STATED EXERCISE
Give every line from the entries that contains "through".
═════ LISTED ENTRIES ═════
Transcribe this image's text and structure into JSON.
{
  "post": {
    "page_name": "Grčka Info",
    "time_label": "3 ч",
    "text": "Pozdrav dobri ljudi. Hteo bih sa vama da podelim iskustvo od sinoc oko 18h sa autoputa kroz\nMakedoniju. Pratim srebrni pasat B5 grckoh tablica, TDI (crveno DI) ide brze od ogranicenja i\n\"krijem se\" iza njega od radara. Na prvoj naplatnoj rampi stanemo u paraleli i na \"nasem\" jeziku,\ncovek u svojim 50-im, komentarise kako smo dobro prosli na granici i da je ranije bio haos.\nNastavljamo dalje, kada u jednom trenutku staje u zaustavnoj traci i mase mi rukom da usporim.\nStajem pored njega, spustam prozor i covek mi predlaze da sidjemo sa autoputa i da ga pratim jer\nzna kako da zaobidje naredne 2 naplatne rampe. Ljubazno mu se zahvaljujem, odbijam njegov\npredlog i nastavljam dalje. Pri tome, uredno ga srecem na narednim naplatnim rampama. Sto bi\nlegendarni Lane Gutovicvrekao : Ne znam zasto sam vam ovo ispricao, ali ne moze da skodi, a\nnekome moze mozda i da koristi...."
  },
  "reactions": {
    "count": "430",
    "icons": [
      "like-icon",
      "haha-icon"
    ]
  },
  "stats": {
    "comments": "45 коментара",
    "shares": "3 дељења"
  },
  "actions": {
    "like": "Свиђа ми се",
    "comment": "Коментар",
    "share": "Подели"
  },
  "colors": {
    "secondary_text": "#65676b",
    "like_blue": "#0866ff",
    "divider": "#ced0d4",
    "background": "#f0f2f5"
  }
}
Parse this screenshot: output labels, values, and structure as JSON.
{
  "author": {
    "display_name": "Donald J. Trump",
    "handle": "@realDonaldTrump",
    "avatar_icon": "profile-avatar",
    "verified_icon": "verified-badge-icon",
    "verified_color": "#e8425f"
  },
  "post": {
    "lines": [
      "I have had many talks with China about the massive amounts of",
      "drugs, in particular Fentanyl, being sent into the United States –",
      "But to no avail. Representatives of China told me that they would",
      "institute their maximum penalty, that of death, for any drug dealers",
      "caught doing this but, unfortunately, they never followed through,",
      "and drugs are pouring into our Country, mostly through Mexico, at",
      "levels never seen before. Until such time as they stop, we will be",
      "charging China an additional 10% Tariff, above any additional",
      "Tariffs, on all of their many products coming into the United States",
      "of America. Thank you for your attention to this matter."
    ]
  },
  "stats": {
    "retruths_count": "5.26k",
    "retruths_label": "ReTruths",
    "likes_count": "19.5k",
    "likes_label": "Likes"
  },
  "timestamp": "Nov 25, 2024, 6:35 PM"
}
═════
EXERCISE SOLUTION
      "caught doing this but, unfortunately, they never followed through,",
      "and drugs are pouring into our Country, mostly through Mexico, at",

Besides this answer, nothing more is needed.